### [TRY IT]
Nothing but an exact reproduction of the records, pictures excluded, should be returned.

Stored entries
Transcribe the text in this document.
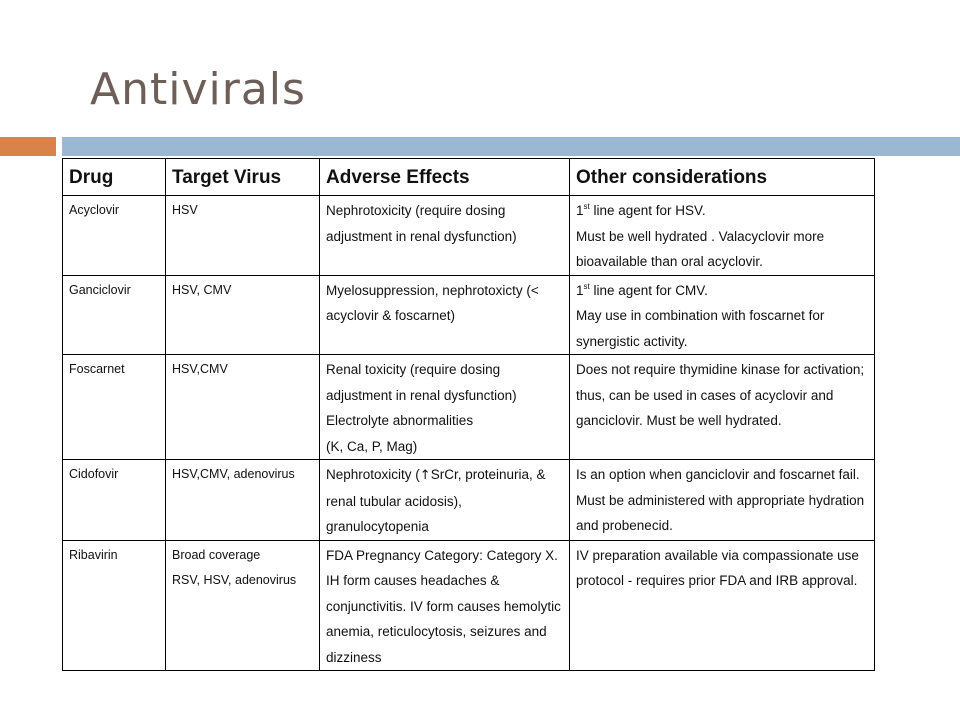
Antivirals
Drug	Target Virus	Adverse Effects	Other considerations
Acyclovir	HSV	Nephrotoxicity (require dosing adjustment in renal dysfunction)	1st line agent for HSV.
Must be well hydrated . Valacyclovir more bioavailable than oral acyclovir.

Ganciclovir	HSV, CMV	Myelosuppression, nephrotoxicty (< acyclovir & foscarnet)	1st line agent for CMV.
May use in combination with foscarnet for synergistic activity.

Foscarnet	HSV,CMV	Renal toxicity (require dosing adjustment in renal dysfunction)
Electrolyte abnormalities
(K, Ca, P, Mag)	Does not require thymidine kinase for activation; thus, can be used in cases of acyclovir and ganciclovir. Must be well hydrated.

Cidofovir	HSV,CMV, adenovirus	Nephrotoxicity (↑SrCr, proteinuria, & renal tubular acidosis), granulocytopenia	Is an option when ganciclovir and foscarnet fail.
Must be administered with appropriate hydration and probenecid.

Ribavirin	Broad coverage
RSV, HSV, adenovirus	FDA Pregnancy Category: Category X. IH form causes headaches & conjunctivitis. IV form causes hemolytic anemia, reticulocytosis, seizures and dizziness	IV preparation available via compassionate use protocol - requires prior FDA and IRB approval.
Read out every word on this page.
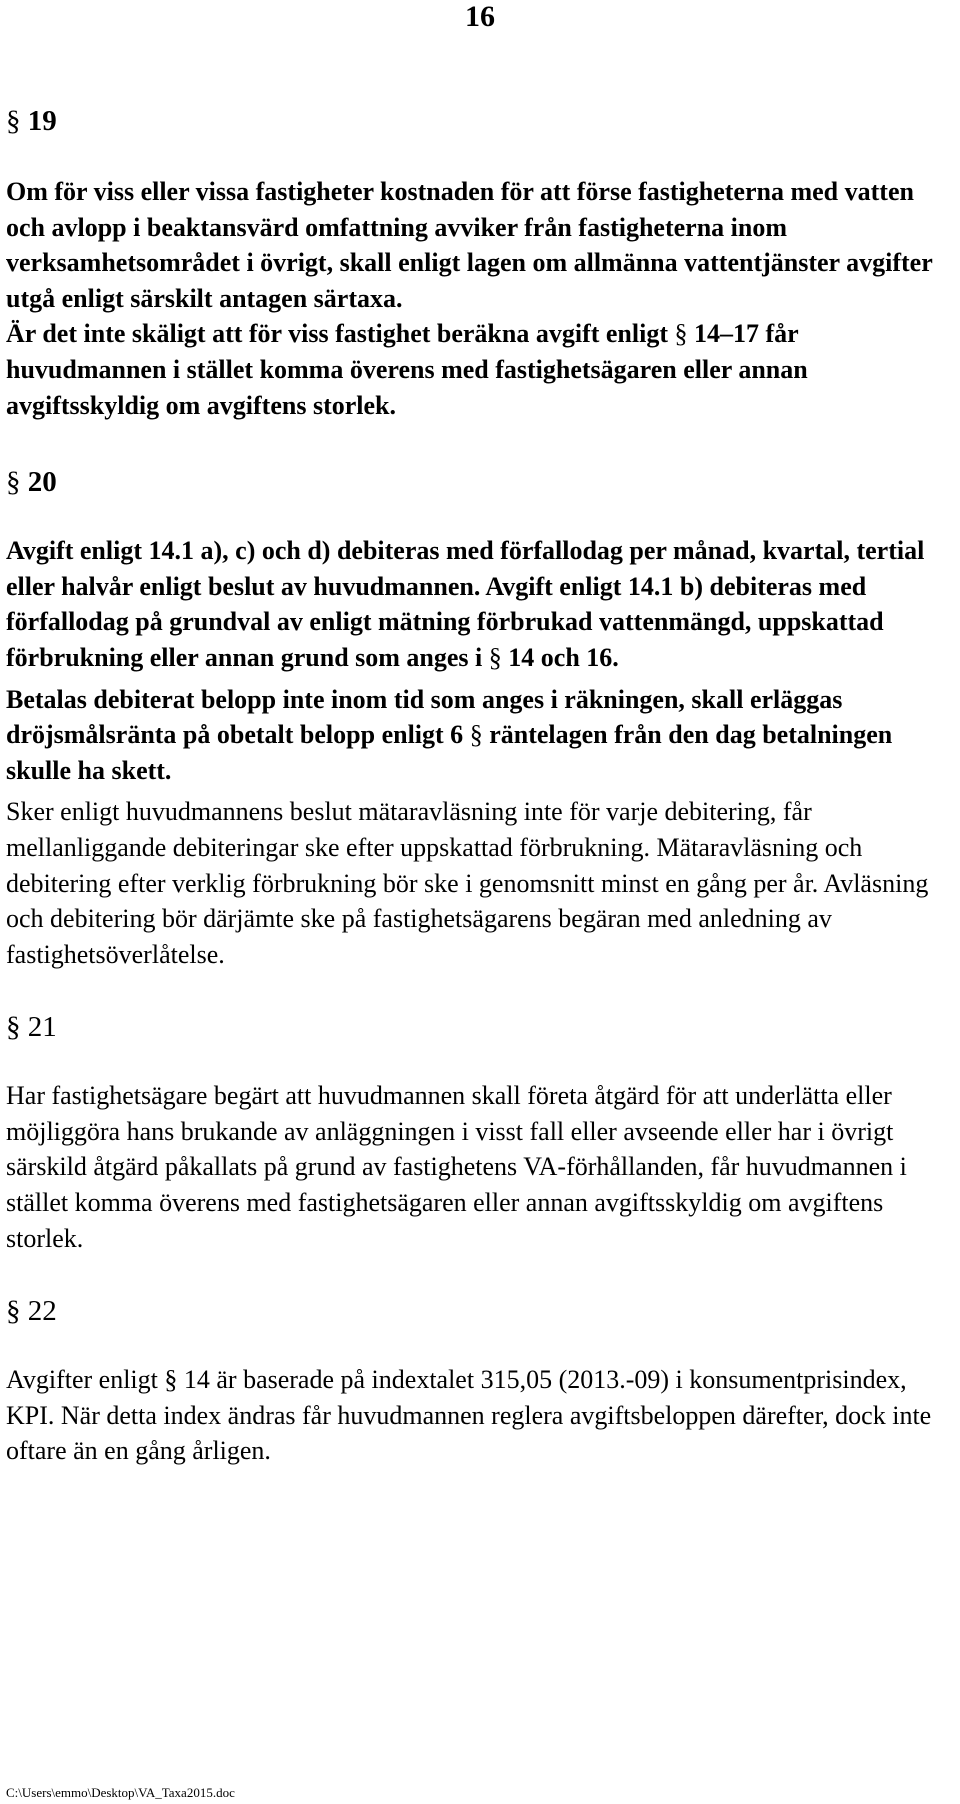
16
§ 19

Om för viss eller vissa fastigheter kostnaden för att förse fastigheterna med vatten och avlopp i beaktansvärd omfattning avviker från fastigheterna inom verksamhetsområdet i övrigt, skall enligt lagen om allmänna vattentjänster avgifter utgå enligt särskilt antagen särtaxa.

Är det inte skäligt att för viss fastighet beräkna avgift enligt § 14–17 får huvudmannen i stället komma överens med fastighetsägaren eller annan avgiftsskyldig om avgiftens storlek.

§ 20

Avgift enligt 14.1 a), c) och d) debiteras med förfallodag per månad, kvartal, tertial eller halvår enligt beslut av huvudmannen. Avgift enligt 14.1 b) debiteras med förfallodag på grundval av enligt mätning förbrukad vattenmängd, uppskattad förbrukning eller annan grund som anges i § 14 och 16.

Betalas debiterat belopp inte inom tid som anges i räkningen, skall erläggas dröjsmålsränta på obetalt belopp enligt 6 § räntelagen från den dag betalningen skulle ha skett.

Sker enligt huvudmannens beslut mätaravläsning inte för varje debitering, får mellanliggande debiteringar ske efter uppskattad förbrukning. Mätaravläsning och debitering efter verklig förbrukning bör ske i genomsnitt minst en gång per år. Avläsning och debitering bör därjämte ske på fastighetsägarens begäran med anledning av fastighetsöverlåtelse.

§ 21

Har fastighetsägare begärt att huvudmannen skall företa åtgärd för att underlätta eller möjliggöra hans brukande av anläggningen i visst fall eller avseende eller har i övrigt särskild åtgärd påkallats på grund av fastighetens VA-förhållanden, får huvudmannen i stället komma överens med fastighetsägaren eller annan avgiftsskyldig om avgiftens storlek.

§ 22

Avgifter enligt § 14 är baserade på indextalet 315,05 (2013.-09) i konsumentprisindex, KPI. När detta index ändras får huvudmannen reglera avgiftsbeloppen därefter, dock inte oftare än en gång årligen.

C:\Users\emmo\Desktop\VA_Taxa2015.doc
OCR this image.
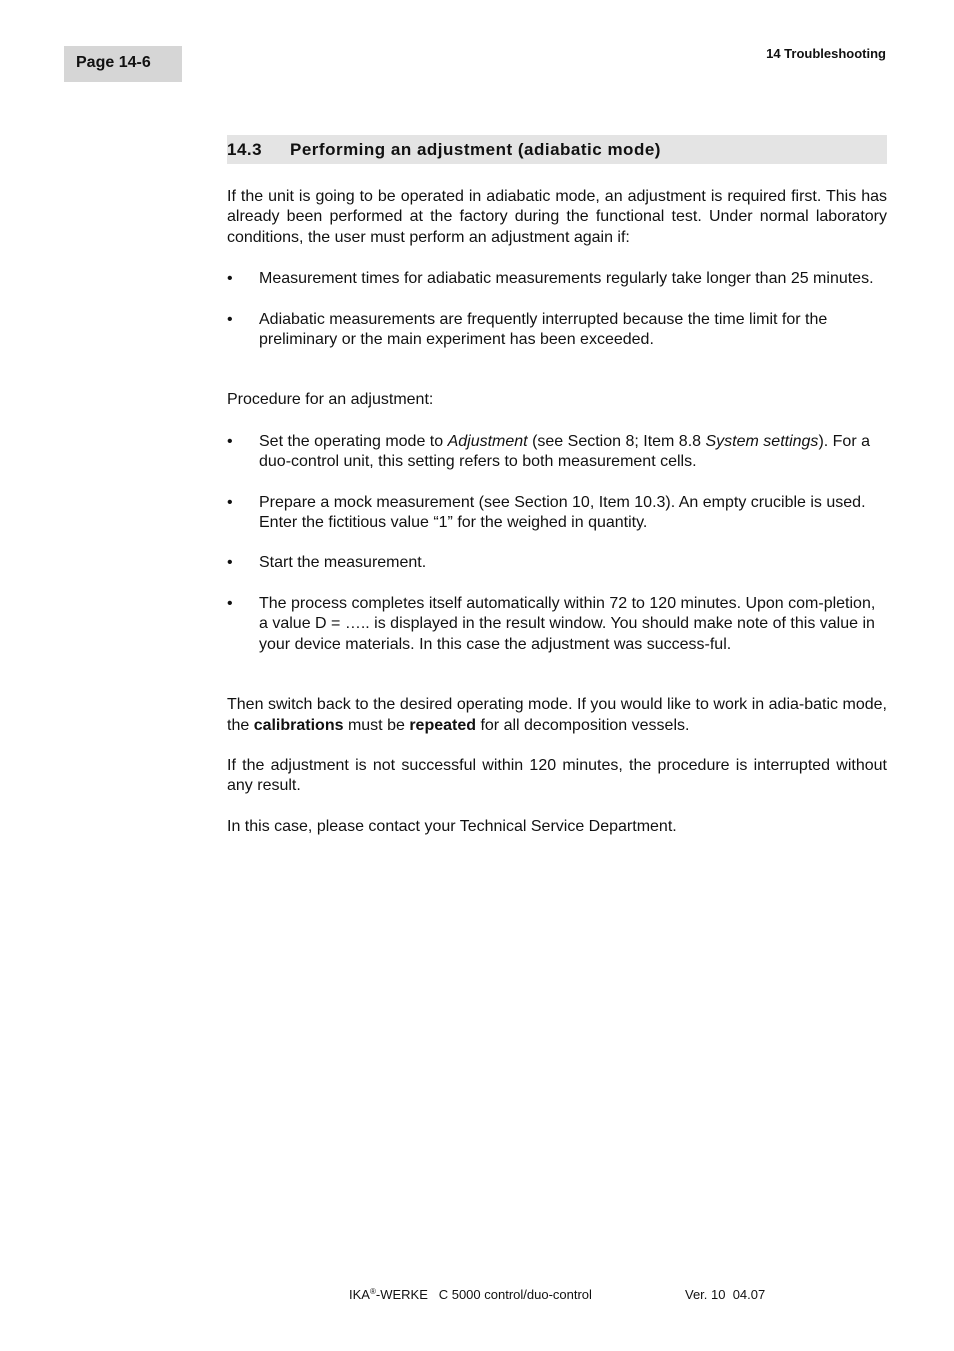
Page 14-6
14 Troubleshooting
14.3 Performing an adjustment (adiabatic mode)

If the unit is going to be operated in adiabatic mode, an adjustment is required first. This has already been performed at the factory during the functional test. Under normal laboratory conditions, the user must perform an adjustment again if:

• Measurement times for adiabatic measurements regularly take longer than 25 minutes.
• Adiabatic measurements are frequently interrupted because the time limit for the preliminary or the main experiment has been exceeded.

Procedure for an adjustment:

• Set the operating mode to Adjustment (see Section 8; Item 8.8 System settings). For a duo-control unit, this setting refers to both measurement cells.
• Prepare a mock measurement (see Section 10, Item 10.3). An empty crucible is used. Enter the fictitious value “1” for the weighed in quantity.
• Start the measurement.
• The process completes itself automatically within 72 to 120 minutes. Upon com-pletion, a value D = ….. is displayed in the result window. You should make note of this value in your device materials. In this case the adjustment was success-ful.

Then switch back to the desired operating mode. If you would like to work in adia-batic mode, the calibrations must be repeated for all decomposition vessels.

If the adjustment is not successful within 120 minutes, the procedure is interrupted without any result.

In this case, please contact your Technical Service Department.

IKA®-WERKE   C 5000 control/duo-control	Ver. 10  04.07
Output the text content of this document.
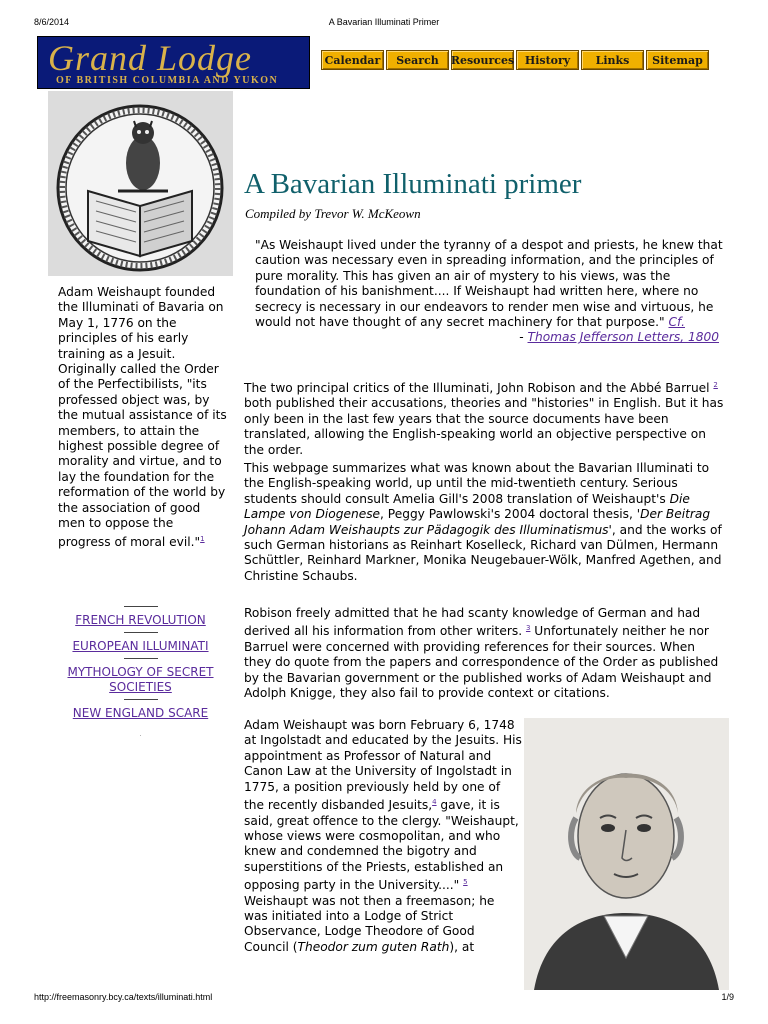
8/6/2014	A Bavarian Illuminati Primer
Grand Lodge
OF BRITISH COLUMBIA AND YUKON
Calendar	Search	Resources History	Links	Sitemap
Adam Weishaupt founded the Illuminati of Bavaria on May 1, 1776 on the principles of his early training as a Jesuit. Originally called the Order of the Perfectibilists, "its professed object was, by the mutual assistance of its members, to attain the highest possible degree of morality and virtue, and to lay the foundation for the reformation of the world by the association of good men to oppose the progress of moral evil."$^1$
FRENCH REVOLUTION
EUROPEAN ILLUMINATI
MYTHOLOGY OF SECRET SOCIETIES
NEW ENGLAND SCARE
·
A Bavarian Illuminati primer
Compiled by Trevor W. McKeown
"As Weishaupt lived under the tyranny of a despot and priests, he knew that caution was necessary even in spreading information, and the principles of pure morality. This has given an air of mystery to his views, was the foundation of his banishment.... If Weishaupt had written here, where no secrecy is necessary in our endeavors to render men wise and virtuous, he would not have thought of any secret machinery for that purpose." Cf.
- Thomas Jefferson Letters, 1800
The two principal critics of the Illuminati, John Robison and the Abbé Barruel $^2$ both published their accusations, theories and "histories" in English. But it has only been in the last few years that the source documents have been translated, allowing the English-speaking world an objective perspective on the order.
This webpage summarizes what was known about the Bavarian Illuminati to the English-speaking world, up until the mid-twentieth century. Serious students should consult Amelia Gill's 2008 translation of Weishaupt's Die Lampe von Diogenese, Peggy Pawlowski's 2004 doctoral thesis, 'Der Beitrag Johann Adam Weishaupts zur Pädagogik des Illuminatismus', and the works of such German historians as Reinhart Koselleck, Richard van Dülmen, Hermann Schüttler, Reinhard Markner, Monika Neugebauer-Wölk, Manfred Agethen, and Christine Schaubs.
Robison freely admitted that he had scanty knowledge of German and had derived all his information from other writers. $^3$ Unfortunately neither he nor Barruel were concerned with providing references for their sources. When they do quote from the papers and correspondence of the Order as published by the Bavarian government or the published works of Adam Weishaupt and Adolph Knigge, they also fail to provide context or citations.
Adam Weishaupt was born February 6, 1748 at Ingolstadt and educated by the Jesuits. His appointment as Professor of Natural and Canon Law at the University of Ingolstadt in 1775, a position previously held by one of the recently disbanded Jesuits,$^4$ gave, it is said, great offence to the clergy. "Weishaupt, whose views were cosmopolitan, and who knew and condemned the bigotry and superstitions of the Priests, established an opposing party in the University...." $^5$ Weishaupt was not then a freemason; he was initiated into a Lodge of Strict Observance, Lodge Theodore of Good Council (Theodor zum guten Rath), at
http://freemasonry.bcy.ca/texts/illuminati.html	1/9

### [EXERCISE RESPONSE]
Transcribe the text in this document.
Antivirals
Drug	Target Virus	Adverse Effects	Other considerations
Acyclovir	HSV	Nephrotoxicity (require dosing adjustment in renal dysfunction)	1st line agent for HSV.
Must be well hydrated . Valacyclovir more bioavailable than oral acyclovir.

Ganciclovir	HSV, CMV	Myelosuppression, nephrotoxicty (< acyclovir & foscarnet)	1st line agent for CMV.
May use in combination with foscarnet for synergistic activity.

Foscarnet	HSV,CMV	Renal toxicity (require dosing adjustment in renal dysfunction)
Electrolyte abnormalities
(K, Ca, P, Mag)	Does not require thymidine kinase for activation; thus, can be used in cases of acyclovir and ganciclovir. Must be well hydrated.

Cidofovir	HSV,CMV, adenovirus	Nephrotoxicity (↑SrCr, proteinuria, & renal tubular acidosis), granulocytopenia	Is an option when ganciclovir and foscarnet fail.
Must be administered with appropriate hydration and probenecid.

Ribavirin	Broad coverage
RSV, HSV, adenovirus	FDA Pregnancy Category: Category X. IH form causes headaches & conjunctivitis. IV form causes hemolytic anemia, reticulocytosis, seizures and dizziness	IV preparation available via compassionate use protocol - requires prior FDA and IRB approval.
Read out every word on this page.
16
§ 19

Om för viss eller vissa fastigheter kostnaden för att förse fastigheterna med vatten och avlopp i beaktansvärd omfattning avviker från fastigheterna inom verksamhetsområdet i övrigt, skall enligt lagen om allmänna vattentjänster avgifter utgå enligt särskilt antagen särtaxa.

Är det inte skäligt att för viss fastighet beräkna avgift enligt § 14–17 får huvudmannen i stället komma överens med fastighetsägaren eller annan avgiftsskyldig om avgiftens storlek.

§ 20

Avgift enligt 14.1 a), c) och d) debiteras med förfallodag per månad, kvartal, tertial eller halvår enligt beslut av huvudmannen. Avgift enligt 14.1 b) debiteras med förfallodag på grundval av enligt mätning förbrukad vattenmängd, uppskattad förbrukning eller annan grund som anges i § 14 och 16.

Betalas debiterat belopp inte inom tid som anges i räkningen, skall erläggas dröjsmålsränta på obetalt belopp enligt 6 § räntelagen från den dag betalningen skulle ha skett.

Sker enligt huvudmannens beslut mätaravläsning inte för varje debitering, får mellanliggande debiteringar ske efter uppskattad förbrukning. Mätaravläsning och debitering efter verklig förbrukning bör ske i genomsnitt minst en gång per år. Avläsning och debitering bör därjämte ske på fastighetsägarens begäran med anledning av fastighetsöverlåtelse.

§ 21

Har fastighetsägare begärt att huvudmannen skall företa åtgärd för att underlätta eller möjliggöra hans brukande av anläggningen i visst fall eller avseende eller har i övrigt särskild åtgärd påkallats på grund av fastighetens VA-förhållanden, får huvudmannen i stället komma överens med fastighetsägaren eller annan avgiftsskyldig om avgiftens storlek.

§ 22

Avgifter enligt § 14 är baserade på indextalet 315,05 (2013.-09) i konsumentprisindex, KPI. När detta index ändras får huvudmannen reglera avgiftsbeloppen därefter, dock inte oftare än en gång årligen.

C:\Users\emmo\Desktop\VA_Taxa2015.doc
OCR this image.
Page 14-6
14 Troubleshooting
14.3 Performing an adjustment (adiabatic mode)

If the unit is going to be operated in adiabatic mode, an adjustment is required first. This has already been performed at the factory during the functional test. Under normal laboratory conditions, the user must perform an adjustment again if:

• Measurement times for adiabatic measurements regularly take longer than 25 minutes.
• Adiabatic measurements are frequently interrupted because the time limit for the preliminary or the main experiment has been exceeded.

Procedure for an adjustment:

• Set the operating mode to Adjustment (see Section 8; Item 8.8 System settings). For a duo-control unit, this setting refers to both measurement cells.
• Prepare a mock measurement (see Section 10, Item 10.3). An empty crucible is used. Enter the fictitious value “1” for the weighed in quantity.
• Start the measurement.
• The process completes itself automatically within 72 to 120 minutes. Upon com-pletion, a value D = ….. is displayed in the result window. You should make note of this value in your device materials. In this case the adjustment was success-ful.

Then switch back to the desired operating mode. If you would like to work in adia-batic mode, the calibrations must be repeated for all decomposition vessels.

If the adjustment is not successful within 120 minutes, the procedure is interrupted without any result.

In this case, please contact your Technical Service Department.

IKA®-WERKE   C 5000 control/duo-control	Ver. 10  04.07
Output the text content of this document.
8/6/2014	A Bavarian Illuminati Primer
Grand Lodge
OF BRITISH COLUMBIA AND YUKON
Calendar	Search	Resources History	Links	Sitemap
Adam Weishaupt founded the Illuminati of Bavaria on May 1, 1776 on the principles of his early training as a Jesuit. Originally called the Order of the Perfectibilists, "its professed object was, by the mutual assistance of its members, to attain the highest possible degree of morality and virtue, and to lay the foundation for the reformation of the world by the association of good men to oppose the progress of moral evil."$^1$
FRENCH REVOLUTION
EUROPEAN ILLUMINATI
MYTHOLOGY OF SECRET SOCIETIES
NEW ENGLAND SCARE
·
A Bavarian Illuminati primer
Compiled by Trevor W. McKeown
"As Weishaupt lived under the tyranny of a despot and priests, he knew that caution was necessary even in spreading information, and the principles of pure morality. This has given an air of mystery to his views, was the foundation of his banishment.... If Weishaupt had written here, where no secrecy is necessary in our endeavors to render men wise and virtuous, he would not have thought of any secret machinery for that purpose." Cf.
- Thomas Jefferson Letters, 1800
The two principal critics of the Illuminati, John Robison and the Abbé Barruel $^2$ both published their accusations, theories and "histories" in English. But it has only been in the last few years that the source documents have been translated, allowing the English-speaking world an objective perspective on the order.
This webpage summarizes what was known about the Bavarian Illuminati to the English-speaking world, up until the mid-twentieth century. Serious students should consult Amelia Gill's 2008 translation of Weishaupt's Die Lampe von Diogenese, Peggy Pawlowski's 2004 doctoral thesis, 'Der Beitrag Johann Adam Weishaupts zur Pädagogik des Illuminatismus', and the works of such German historians as Reinhart Koselleck, Richard van Dülmen, Hermann Schüttler, Reinhard Markner, Monika Neugebauer-Wölk, Manfred Agethen, and Christine Schaubs.
Robison freely admitted that he had scanty knowledge of German and had derived all his information from other writers. $^3$ Unfortunately neither he nor Barruel were concerned with providing references for their sources. When they do quote from the papers and correspondence of the Order as published by the Bavarian government or the published works of Adam Weishaupt and Adolph Knigge, they also fail to provide context or citations.
Adam Weishaupt was born February 6, 1748 at Ingolstadt and educated by the Jesuits. His appointment as Professor of Natural and Canon Law at the University of Ingolstadt in 1775, a position previously held by one of the recently disbanded Jesuits,$^4$ gave, it is said, great offence to the clergy. "Weishaupt, whose views were cosmopolitan, and who knew and condemned the bigotry and superstitions of the Priests, established an opposing party in the University...." $^5$ Weishaupt was not then a freemason; he was initiated into a Lodge of Strict Observance, Lodge Theodore of Good Council (Theodor zum guten Rath), at
http://freemasonry.bcy.ca/texts/illuminati.html	1/9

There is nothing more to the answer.